=== What is required ===
Without the pictures, can you quote each line below exactly?

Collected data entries

=======

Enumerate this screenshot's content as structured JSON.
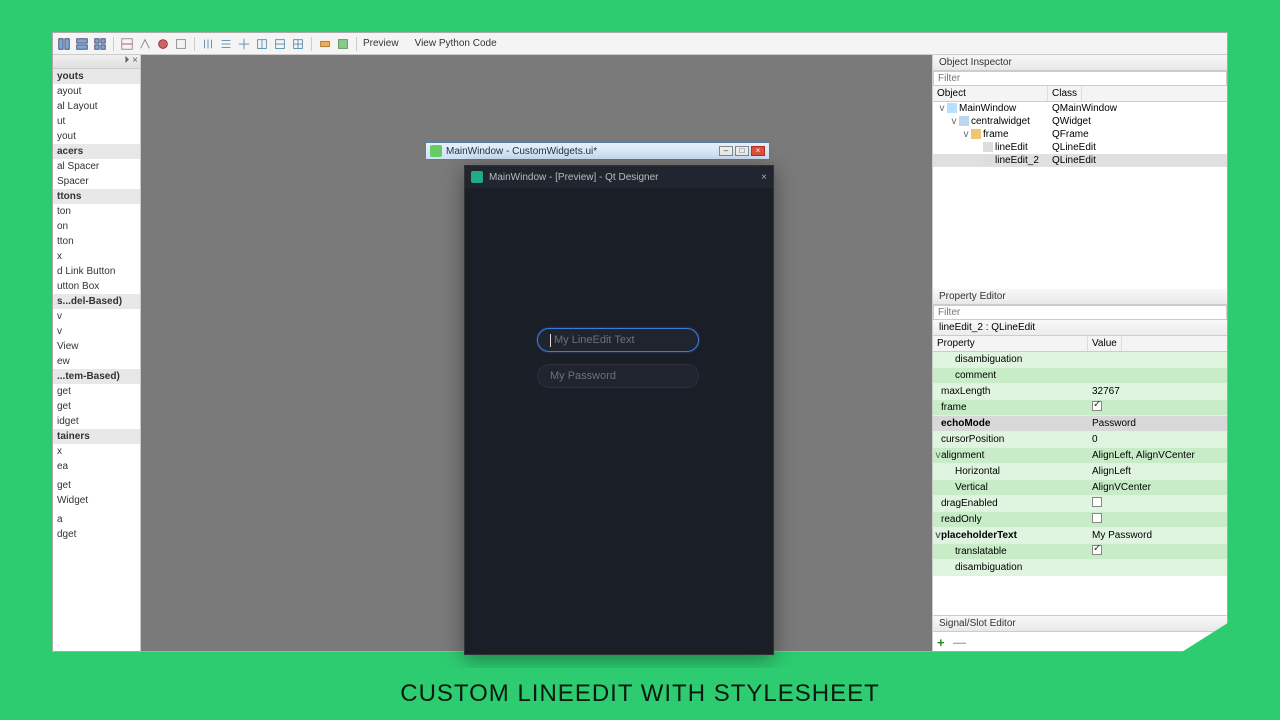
{
  "toolbar": {
    "preview_label": "Preview",
    "view_code_label": "View Python Code"
  },
  "widgetbox": {
    "close_glyph": "⏵ ×",
    "items": [
      {
        "label": "youts",
        "cat": true
      },
      {
        "label": "ayout"
      },
      {
        "label": "al Layout"
      },
      {
        "label": "ut"
      },
      {
        "label": "yout"
      },
      {
        "label": "acers",
        "cat": true
      },
      {
        "label": "al Spacer"
      },
      {
        "label": "Spacer"
      },
      {
        "label": "ttons",
        "cat": true
      },
      {
        "label": "ton"
      },
      {
        "label": "on"
      },
      {
        "label": "tton"
      },
      {
        "label": "x"
      },
      {
        "label": "d Link Button"
      },
      {
        "label": "utton Box"
      },
      {
        "label": "s...del-Based)",
        "cat": true
      },
      {
        "label": "v"
      },
      {
        "label": "v"
      },
      {
        "label": "View"
      },
      {
        "label": "ew"
      },
      {
        "label": "...tem-Based)",
        "cat": true
      },
      {
        "label": "get"
      },
      {
        "label": "get"
      },
      {
        "label": "idget"
      },
      {
        "label": "tainers",
        "cat": true
      },
      {
        "label": "x"
      },
      {
        "label": "ea"
      },
      {
        "label": ""
      },
      {
        "label": "get"
      },
      {
        "label": "Widget"
      },
      {
        "label": ""
      },
      {
        "label": "a"
      },
      {
        "label": "dget"
      }
    ]
  },
  "child_window": {
    "title": "MainWindow - CustomWidgets.ui*"
  },
  "preview": {
    "title": "MainWindow - [Preview] - Qt Designer",
    "lineedit1_placeholder": "My LineEdit Text",
    "lineedit2_placeholder": "My Password"
  },
  "object_inspector": {
    "title": "Object Inspector",
    "filter_placeholder": "Filter",
    "col_object": "Object",
    "col_class": "Class",
    "rows": [
      {
        "indent": 0,
        "exp": "v",
        "obj": "MainWindow",
        "cls": "QMainWindow",
        "icon": "#b7dfff"
      },
      {
        "indent": 1,
        "exp": "v",
        "obj": "centralwidget",
        "cls": "QWidget",
        "icon": "#bcd6ef"
      },
      {
        "indent": 2,
        "exp": "v",
        "obj": "frame",
        "cls": "QFrame",
        "icon": "#f0c674"
      },
      {
        "indent": 3,
        "exp": "",
        "obj": "lineEdit",
        "cls": "QLineEdit",
        "icon": "#ddd"
      },
      {
        "indent": 3,
        "exp": "",
        "obj": "lineEdit_2",
        "cls": "QLineEdit",
        "icon": "#ddd",
        "sel": true
      }
    ]
  },
  "property_editor": {
    "title": "Property Editor",
    "filter_placeholder": "Filter",
    "context": "lineEdit_2 : QLineEdit",
    "col_property": "Property",
    "col_value": "Value",
    "rows": [
      {
        "name": "disambiguation",
        "value": "",
        "indent": 1,
        "alt": 0
      },
      {
        "name": "comment",
        "value": "",
        "indent": 1,
        "alt": 1
      },
      {
        "name": "maxLength",
        "value": "32767",
        "alt": 0
      },
      {
        "name": "frame",
        "value": "__check_on",
        "alt": 1
      },
      {
        "name": "echoMode",
        "value": "Password",
        "bold": true,
        "sel": true
      },
      {
        "name": "cursorPosition",
        "value": "0",
        "alt": 0
      },
      {
        "name": "alignment",
        "value": "AlignLeft, AlignVCenter",
        "exp": "v",
        "alt": 1
      },
      {
        "name": "Horizontal",
        "value": "AlignLeft",
        "indent": 1,
        "alt": 0
      },
      {
        "name": "Vertical",
        "value": "AlignVCenter",
        "indent": 1,
        "alt": 1
      },
      {
        "name": "dragEnabled",
        "value": "__check_off",
        "alt": 0
      },
      {
        "name": "readOnly",
        "value": "__check_off",
        "alt": 1
      },
      {
        "name": "placeholderText",
        "value": "My Password",
        "bold": true,
        "exp": "v",
        "alt": 0
      },
      {
        "name": "translatable",
        "value": "__check_on",
        "indent": 1,
        "alt": 1
      },
      {
        "name": "disambiguation",
        "value": "",
        "indent": 1,
        "alt": 0
      }
    ]
  },
  "signal_editor": {
    "title": "Signal/Slot Editor"
  },
  "caption": "CUSTOM LINEEDIT WITH STYLESHEET"
}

=======

=== Exercise solution ===
Enumerate this screenshot's content as structured JSON.
{
  "toolbar": {
    "preview_label": "Preview",
    "view_code_label": "View Python Code"
  },
  "widgetbox": {
    "close_glyph": "⏵ ×",
    "items": [
      {
        "label": "youts",
        "cat": true
      },
      {
        "label": "ayout"
      },
      {
        "label": "al Layout"
      },
      {
        "label": "ut"
      },
      {
        "label": "yout"
      },
      {
        "label": "acers",
        "cat": true
      },
      {
        "label": "al Spacer"
      },
      {
        "label": "Spacer"
      },
      {
        "label": "ttons",
        "cat": true
      },
      {
        "label": "ton"
      },
      {
        "label": "on"
      },
      {
        "label": "tton"
      },
      {
        "label": "x"
      },
      {
        "label": "d Link Button"
      },
      {
        "label": "utton Box"
      },
      {
        "label": "s...del-Based)",
        "cat": true
      },
      {
        "label": "v"
      },
      {
        "label": "v"
      },
      {
        "label": "View"
      },
      {
        "label": "ew"
      },
      {
        "label": "...tem-Based)",
        "cat": true
      },
      {
        "label": "get"
      },
      {
        "label": "get"
      },
      {
        "label": "idget"
      },
      {
        "label": "tainers",
        "cat": true
      },
      {
        "label": "x"
      },
      {
        "label": "ea"
      },
      {
        "label": ""
      },
      {
        "label": "get"
      },
      {
        "label": "Widget"
      },
      {
        "label": ""
      },
      {
        "label": "a"
      },
      {
        "label": "dget"
      }
    ]
  },
  "child_window": {
    "title": "MainWindow - CustomWidgets.ui*"
  },
  "preview": {
    "title": "MainWindow - [Preview] - Qt Designer",
    "lineedit1_placeholder": "My LineEdit Text",
    "lineedit2_placeholder": "My Password"
  },
  "object_inspector": {
    "title": "Object Inspector",
    "filter_placeholder": "Filter",
    "col_object": "Object",
    "col_class": "Class",
    "rows": [
      {
        "indent": 0,
        "exp": "v",
        "obj": "MainWindow",
        "cls": "QMainWindow",
        "icon": "#b7dfff"
      },
      {
        "indent": 1,
        "exp": "v",
        "obj": "centralwidget",
        "cls": "QWidget",
        "icon": "#bcd6ef"
      },
      {
        "indent": 2,
        "exp": "v",
        "obj": "frame",
        "cls": "QFrame",
        "icon": "#f0c674"
      },
      {
        "indent": 3,
        "exp": "",
        "obj": "lineEdit",
        "cls": "QLineEdit",
        "icon": "#ddd"
      },
      {
        "indent": 3,
        "exp": "",
        "obj": "lineEdit_2",
        "cls": "QLineEdit",
        "icon": "#ddd",
        "sel": true
      }
    ]
  },
  "property_editor": {
    "title": "Property Editor",
    "filter_placeholder": "Filter",
    "context": "lineEdit_2 : QLineEdit",
    "col_property": "Property",
    "col_value": "Value",
    "rows": [
      {
        "name": "disambiguation",
        "value": "",
        "indent": 1,
        "alt": 0
      },
      {
        "name": "comment",
        "value": "",
        "indent": 1,
        "alt": 1
      },
      {
        "name": "maxLength",
        "value": "32767",
        "alt": 0
      },
      {
        "name": "frame",
        "value": "__check_on",
        "alt": 1
      },
      {
        "name": "echoMode",
        "value": "Password",
        "bold": true,
        "sel": true
      },
      {
        "name": "cursorPosition",
        "value": "0",
        "alt": 0
      },
      {
        "name": "alignment",
        "value": "AlignLeft, AlignVCenter",
        "exp": "v",
        "alt": 1
      },
      {
        "name": "Horizontal",
        "value": "AlignLeft",
        "indent": 1,
        "alt": 0
      },
      {
        "name": "Vertical",
        "value": "AlignVCenter",
        "indent": 1,
        "alt": 1
      },
      {
        "name": "dragEnabled",
        "value": "__check_off",
        "alt": 0
      },
      {
        "name": "readOnly",
        "value": "__check_off",
        "alt": 1
      },
      {
        "name": "placeholderText",
        "value": "My Password",
        "bold": true,
        "exp": "v",
        "alt": 0
      },
      {
        "name": "translatable",
        "value": "__check_on",
        "indent": 1,
        "alt": 1
      },
      {
        "name": "disambiguation",
        "value": "",
        "indent": 1,
        "alt": 0
      }
    ]
  },
  "signal_editor": {
    "title": "Signal/Slot Editor"
  },
  "caption": "CUSTOM LINEEDIT WITH STYLESHEET"
}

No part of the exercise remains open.